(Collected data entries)
____

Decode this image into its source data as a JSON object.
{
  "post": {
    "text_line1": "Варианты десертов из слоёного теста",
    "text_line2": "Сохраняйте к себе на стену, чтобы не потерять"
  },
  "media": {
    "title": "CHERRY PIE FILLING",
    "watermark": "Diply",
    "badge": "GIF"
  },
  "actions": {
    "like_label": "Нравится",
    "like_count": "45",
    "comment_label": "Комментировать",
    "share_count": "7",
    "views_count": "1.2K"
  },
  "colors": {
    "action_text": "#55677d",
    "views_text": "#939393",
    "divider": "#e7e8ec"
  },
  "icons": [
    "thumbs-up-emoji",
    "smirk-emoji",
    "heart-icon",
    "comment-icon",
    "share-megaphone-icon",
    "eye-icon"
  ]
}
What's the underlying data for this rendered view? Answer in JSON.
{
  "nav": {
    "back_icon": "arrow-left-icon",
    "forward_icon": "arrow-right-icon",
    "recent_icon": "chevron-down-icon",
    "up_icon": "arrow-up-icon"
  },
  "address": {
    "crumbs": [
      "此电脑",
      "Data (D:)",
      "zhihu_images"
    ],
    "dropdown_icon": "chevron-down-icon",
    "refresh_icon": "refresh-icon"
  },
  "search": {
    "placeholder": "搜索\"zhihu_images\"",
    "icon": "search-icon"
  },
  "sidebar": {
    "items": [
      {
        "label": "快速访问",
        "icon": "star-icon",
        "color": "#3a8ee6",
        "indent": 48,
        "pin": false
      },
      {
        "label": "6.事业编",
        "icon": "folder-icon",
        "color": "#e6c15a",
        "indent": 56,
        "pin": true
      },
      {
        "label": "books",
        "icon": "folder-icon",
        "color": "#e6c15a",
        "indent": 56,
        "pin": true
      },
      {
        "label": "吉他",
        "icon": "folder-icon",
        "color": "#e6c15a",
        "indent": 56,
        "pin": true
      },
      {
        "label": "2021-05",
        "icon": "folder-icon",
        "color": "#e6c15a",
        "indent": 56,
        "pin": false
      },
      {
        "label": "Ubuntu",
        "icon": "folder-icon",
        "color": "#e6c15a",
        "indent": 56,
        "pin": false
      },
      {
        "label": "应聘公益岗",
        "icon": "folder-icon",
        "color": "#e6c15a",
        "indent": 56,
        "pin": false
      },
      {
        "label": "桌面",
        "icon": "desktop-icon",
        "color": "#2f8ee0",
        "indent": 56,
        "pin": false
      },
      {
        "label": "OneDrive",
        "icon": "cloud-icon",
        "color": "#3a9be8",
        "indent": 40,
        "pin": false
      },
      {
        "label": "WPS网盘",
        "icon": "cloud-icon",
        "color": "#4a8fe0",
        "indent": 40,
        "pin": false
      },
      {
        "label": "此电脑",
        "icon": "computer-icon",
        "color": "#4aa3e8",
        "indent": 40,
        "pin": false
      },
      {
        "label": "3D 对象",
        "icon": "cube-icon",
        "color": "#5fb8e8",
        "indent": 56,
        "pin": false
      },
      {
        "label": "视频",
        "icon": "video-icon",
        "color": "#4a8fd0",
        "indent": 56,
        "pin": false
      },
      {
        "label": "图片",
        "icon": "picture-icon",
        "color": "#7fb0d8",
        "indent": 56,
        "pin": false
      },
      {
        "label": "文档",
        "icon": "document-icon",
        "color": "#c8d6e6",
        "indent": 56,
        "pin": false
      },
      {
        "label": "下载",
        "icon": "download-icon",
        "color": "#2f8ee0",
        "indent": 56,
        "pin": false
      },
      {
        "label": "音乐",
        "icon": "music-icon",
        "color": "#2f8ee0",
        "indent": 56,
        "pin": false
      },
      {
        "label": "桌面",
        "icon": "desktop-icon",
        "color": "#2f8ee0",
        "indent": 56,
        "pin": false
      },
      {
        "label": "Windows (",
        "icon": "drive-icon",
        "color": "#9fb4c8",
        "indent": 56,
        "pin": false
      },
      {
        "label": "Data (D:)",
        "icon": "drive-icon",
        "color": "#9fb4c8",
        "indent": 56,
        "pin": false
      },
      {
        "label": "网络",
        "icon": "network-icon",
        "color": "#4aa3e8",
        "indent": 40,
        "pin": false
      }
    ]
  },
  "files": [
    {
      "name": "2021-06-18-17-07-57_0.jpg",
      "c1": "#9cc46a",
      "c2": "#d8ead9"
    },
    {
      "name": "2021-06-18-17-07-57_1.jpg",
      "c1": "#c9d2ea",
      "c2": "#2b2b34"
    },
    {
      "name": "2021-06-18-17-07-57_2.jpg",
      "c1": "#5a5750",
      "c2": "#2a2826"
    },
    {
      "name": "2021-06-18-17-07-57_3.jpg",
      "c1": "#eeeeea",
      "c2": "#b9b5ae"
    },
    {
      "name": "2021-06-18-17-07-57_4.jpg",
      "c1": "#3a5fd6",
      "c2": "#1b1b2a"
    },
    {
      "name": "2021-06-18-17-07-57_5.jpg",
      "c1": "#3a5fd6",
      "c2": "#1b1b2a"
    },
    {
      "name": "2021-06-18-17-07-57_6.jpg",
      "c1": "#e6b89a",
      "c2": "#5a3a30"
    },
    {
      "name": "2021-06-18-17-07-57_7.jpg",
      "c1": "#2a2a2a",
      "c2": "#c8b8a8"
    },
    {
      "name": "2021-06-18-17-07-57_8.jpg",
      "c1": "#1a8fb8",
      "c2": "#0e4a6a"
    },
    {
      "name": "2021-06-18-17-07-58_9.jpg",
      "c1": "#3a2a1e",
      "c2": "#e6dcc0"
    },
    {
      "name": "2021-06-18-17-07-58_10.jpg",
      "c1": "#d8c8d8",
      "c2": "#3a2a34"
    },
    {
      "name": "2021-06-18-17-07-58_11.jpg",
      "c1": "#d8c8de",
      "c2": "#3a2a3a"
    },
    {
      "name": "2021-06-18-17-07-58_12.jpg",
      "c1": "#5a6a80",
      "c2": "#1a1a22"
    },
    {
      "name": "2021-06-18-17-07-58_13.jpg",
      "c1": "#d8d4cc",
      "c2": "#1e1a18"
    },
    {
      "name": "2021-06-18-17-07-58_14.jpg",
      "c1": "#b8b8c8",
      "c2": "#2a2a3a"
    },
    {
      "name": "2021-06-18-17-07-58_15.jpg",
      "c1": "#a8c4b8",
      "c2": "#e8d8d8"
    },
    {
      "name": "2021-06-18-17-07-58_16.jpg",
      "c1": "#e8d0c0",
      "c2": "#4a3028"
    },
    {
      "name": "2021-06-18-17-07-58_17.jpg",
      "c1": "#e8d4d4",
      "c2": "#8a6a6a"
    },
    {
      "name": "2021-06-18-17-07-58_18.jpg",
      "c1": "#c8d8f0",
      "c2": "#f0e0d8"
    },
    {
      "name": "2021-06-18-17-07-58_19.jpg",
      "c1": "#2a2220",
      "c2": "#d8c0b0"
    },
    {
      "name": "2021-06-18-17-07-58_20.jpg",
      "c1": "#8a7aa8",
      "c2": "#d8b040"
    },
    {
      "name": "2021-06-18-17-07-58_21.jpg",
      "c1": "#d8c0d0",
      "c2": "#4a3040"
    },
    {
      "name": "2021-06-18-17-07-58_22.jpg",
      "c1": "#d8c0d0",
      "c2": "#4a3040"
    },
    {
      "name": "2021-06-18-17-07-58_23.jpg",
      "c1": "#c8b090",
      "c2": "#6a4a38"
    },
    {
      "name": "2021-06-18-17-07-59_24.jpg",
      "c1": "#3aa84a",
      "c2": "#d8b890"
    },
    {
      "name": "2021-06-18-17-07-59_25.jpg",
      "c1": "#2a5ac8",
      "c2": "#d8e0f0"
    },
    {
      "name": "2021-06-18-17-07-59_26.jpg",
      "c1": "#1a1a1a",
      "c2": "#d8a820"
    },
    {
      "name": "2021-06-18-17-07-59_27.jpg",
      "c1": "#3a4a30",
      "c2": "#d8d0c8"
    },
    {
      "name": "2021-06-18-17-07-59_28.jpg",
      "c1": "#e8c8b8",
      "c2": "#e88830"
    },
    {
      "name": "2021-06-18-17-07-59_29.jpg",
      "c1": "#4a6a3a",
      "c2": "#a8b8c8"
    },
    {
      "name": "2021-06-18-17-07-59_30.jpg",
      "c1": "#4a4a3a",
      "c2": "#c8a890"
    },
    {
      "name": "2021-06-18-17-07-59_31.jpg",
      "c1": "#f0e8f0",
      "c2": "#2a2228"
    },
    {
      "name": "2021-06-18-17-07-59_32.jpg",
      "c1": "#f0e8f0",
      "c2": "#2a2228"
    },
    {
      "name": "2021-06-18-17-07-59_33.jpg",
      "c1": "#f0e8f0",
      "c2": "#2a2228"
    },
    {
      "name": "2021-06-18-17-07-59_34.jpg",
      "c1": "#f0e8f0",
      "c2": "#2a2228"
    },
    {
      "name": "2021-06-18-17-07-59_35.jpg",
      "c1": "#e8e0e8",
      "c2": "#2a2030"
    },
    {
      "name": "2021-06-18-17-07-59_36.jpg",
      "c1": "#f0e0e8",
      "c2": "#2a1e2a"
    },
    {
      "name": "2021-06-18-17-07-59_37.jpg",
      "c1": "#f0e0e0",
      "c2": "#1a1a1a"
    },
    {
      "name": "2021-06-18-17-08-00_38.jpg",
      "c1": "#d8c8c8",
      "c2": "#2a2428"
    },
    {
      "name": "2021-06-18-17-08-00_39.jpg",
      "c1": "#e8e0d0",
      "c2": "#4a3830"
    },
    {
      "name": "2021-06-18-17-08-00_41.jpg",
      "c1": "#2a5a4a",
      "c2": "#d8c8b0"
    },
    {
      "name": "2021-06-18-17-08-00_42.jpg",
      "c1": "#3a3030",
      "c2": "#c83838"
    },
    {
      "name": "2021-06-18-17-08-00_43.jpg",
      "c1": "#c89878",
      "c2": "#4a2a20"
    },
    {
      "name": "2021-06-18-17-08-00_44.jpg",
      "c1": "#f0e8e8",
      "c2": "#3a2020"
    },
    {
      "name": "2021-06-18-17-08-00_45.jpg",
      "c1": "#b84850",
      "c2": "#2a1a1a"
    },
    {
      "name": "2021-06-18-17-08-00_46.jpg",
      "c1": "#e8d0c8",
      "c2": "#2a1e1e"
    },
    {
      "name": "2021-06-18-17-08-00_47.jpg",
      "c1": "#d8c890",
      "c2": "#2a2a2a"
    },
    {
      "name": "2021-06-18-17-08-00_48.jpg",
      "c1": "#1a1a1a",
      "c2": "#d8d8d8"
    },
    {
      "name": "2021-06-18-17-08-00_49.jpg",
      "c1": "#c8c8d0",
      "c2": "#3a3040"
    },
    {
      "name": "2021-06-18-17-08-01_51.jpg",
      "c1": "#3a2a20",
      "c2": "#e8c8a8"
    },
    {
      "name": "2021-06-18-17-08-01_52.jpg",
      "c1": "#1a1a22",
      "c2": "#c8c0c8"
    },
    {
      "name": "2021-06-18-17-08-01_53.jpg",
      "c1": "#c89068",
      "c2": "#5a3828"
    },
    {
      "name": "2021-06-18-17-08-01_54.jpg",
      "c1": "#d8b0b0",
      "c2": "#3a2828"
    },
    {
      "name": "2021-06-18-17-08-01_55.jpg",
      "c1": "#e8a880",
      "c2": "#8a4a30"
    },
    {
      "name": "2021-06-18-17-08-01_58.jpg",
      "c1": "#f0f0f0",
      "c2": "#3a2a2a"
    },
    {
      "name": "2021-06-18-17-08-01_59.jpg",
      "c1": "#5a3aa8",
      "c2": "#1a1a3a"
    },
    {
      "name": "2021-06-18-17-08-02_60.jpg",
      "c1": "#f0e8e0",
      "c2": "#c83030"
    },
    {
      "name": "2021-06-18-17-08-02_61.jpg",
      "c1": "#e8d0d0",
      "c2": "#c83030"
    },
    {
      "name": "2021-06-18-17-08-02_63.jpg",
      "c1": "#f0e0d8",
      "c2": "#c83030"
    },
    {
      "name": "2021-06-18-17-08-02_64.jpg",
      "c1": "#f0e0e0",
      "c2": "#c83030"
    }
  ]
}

____

What you need to do:
Copy out every line in the entries above that holds "JSON".

Exercise solution:
Decode this image into its source data as a JSON object.
What's the underlying data for this rendered view? Answer in JSON.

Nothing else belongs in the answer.